[BEGIN Records provided]

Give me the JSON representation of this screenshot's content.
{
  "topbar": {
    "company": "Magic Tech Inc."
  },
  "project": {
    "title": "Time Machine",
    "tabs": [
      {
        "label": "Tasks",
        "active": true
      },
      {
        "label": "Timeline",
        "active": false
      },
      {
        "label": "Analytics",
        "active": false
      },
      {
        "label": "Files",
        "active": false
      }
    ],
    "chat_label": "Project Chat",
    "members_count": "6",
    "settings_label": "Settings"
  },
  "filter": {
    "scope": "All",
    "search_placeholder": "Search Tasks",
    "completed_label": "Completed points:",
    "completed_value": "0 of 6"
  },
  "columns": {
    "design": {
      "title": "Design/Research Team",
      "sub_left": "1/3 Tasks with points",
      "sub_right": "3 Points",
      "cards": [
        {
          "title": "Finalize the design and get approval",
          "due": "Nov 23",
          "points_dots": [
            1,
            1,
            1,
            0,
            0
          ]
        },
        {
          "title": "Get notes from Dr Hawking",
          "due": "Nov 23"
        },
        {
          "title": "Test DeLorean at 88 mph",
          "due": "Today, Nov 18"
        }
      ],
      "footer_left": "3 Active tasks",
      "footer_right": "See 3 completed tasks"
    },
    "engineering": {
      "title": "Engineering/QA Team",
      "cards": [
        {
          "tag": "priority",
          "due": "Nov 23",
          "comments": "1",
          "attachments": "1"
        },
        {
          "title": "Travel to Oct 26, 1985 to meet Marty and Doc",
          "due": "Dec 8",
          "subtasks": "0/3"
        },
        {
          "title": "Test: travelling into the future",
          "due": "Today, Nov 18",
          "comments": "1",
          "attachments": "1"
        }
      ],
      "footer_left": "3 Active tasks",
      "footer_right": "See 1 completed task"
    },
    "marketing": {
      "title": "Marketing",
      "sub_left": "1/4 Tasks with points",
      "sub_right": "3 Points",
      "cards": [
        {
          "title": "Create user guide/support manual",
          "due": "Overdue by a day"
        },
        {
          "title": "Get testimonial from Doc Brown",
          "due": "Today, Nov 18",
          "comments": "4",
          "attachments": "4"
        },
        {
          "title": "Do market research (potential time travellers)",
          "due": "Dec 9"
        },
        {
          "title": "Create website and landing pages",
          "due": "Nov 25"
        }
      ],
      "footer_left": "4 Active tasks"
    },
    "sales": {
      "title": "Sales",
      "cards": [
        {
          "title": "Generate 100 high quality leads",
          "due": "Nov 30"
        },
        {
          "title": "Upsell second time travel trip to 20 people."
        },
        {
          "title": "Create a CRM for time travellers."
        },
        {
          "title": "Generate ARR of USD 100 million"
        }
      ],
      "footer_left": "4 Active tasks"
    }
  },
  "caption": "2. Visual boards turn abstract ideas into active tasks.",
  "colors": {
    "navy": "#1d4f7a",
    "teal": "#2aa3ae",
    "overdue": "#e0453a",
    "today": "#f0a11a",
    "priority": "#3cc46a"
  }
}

[END Records provided]

Reproduce the entries above exactly.

Written solution —
Give me the JSON representation of this screenshot's content.
{
  "topbar": {
    "company": "Magic Tech Inc."
  },
  "project": {
    "title": "Time Machine",
    "tabs": [
      {
        "label": "Tasks",
        "active": true
      },
      {
        "label": "Timeline",
        "active": false
      },
      {
        "label": "Analytics",
        "active": false
      },
      {
        "label": "Files",
        "active": false
      }
    ],
    "chat_label": "Project Chat",
    "members_count": "6",
    "settings_label": "Settings"
  },
  "filter": {
    "scope": "All",
    "search_placeholder": "Search Tasks",
    "completed_label": "Completed points:",
    "completed_value": "0 of 6"
  },
  "columns": {
    "design": {
      "title": "Design/Research Team",
      "sub_left": "1/3 Tasks with points",
      "sub_right": "3 Points",
      "cards": [
        {
          "title": "Finalize the design and get approval",
          "due": "Nov 23",
          "points_dots": [
            1,
            1,
            1,
            0,
            0
          ]
        },
        {
          "title": "Get notes from Dr Hawking",
          "due": "Nov 23"
        },
        {
          "title": "Test DeLorean at 88 mph",
          "due": "Today, Nov 18"
        }
      ],
      "footer_left": "3 Active tasks",
      "footer_right": "See 3 completed tasks"
    },
    "engineering": {
      "title": "Engineering/QA Team",
      "cards": [
        {
          "tag": "priority",
          "due": "Nov 23",
          "comments": "1",
          "attachments": "1"
        },
        {
          "title": "Travel to Oct 26, 1985 to meet Marty and Doc",
          "due": "Dec 8",
          "subtasks": "0/3"
        },
        {
          "title": "Test: travelling into the future",
          "due": "Today, Nov 18",
          "comments": "1",
          "attachments": "1"
        }
      ],
      "footer_left": "3 Active tasks",
      "footer_right": "See 1 completed task"
    },
    "marketing": {
      "title": "Marketing",
      "sub_left": "1/4 Tasks with points",
      "sub_right": "3 Points",
      "cards": [
        {
          "title": "Create user guide/support manual",
          "due": "Overdue by a day"
        },
        {
          "title": "Get testimonial from Doc Brown",
          "due": "Today, Nov 18",
          "comments": "4",
          "attachments": "4"
        },
        {
          "title": "Do market research (potential time travellers)",
          "due": "Dec 9"
        },
        {
          "title": "Create website and landing pages",
          "due": "Nov 25"
        }
      ],
      "footer_left": "4 Active tasks"
    },
    "sales": {
      "title": "Sales",
      "cards": [
        {
          "title": "Generate 100 high quality leads",
          "due": "Nov 30"
        },
        {
          "title": "Upsell second time travel trip to 20 people."
        },
        {
          "title": "Create a CRM for time travellers."
        },
        {
          "title": "Generate ARR of USD 100 million"
        }
      ],
      "footer_left": "4 Active tasks"
    }
  },
  "caption": "2. Visual boards turn abstract ideas into active tasks.",
  "colors": {
    "navy": "#1d4f7a",
    "teal": "#2aa3ae",
    "overdue": "#e0453a",
    "today": "#f0a11a",
    "priority": "#3cc46a"
  }
}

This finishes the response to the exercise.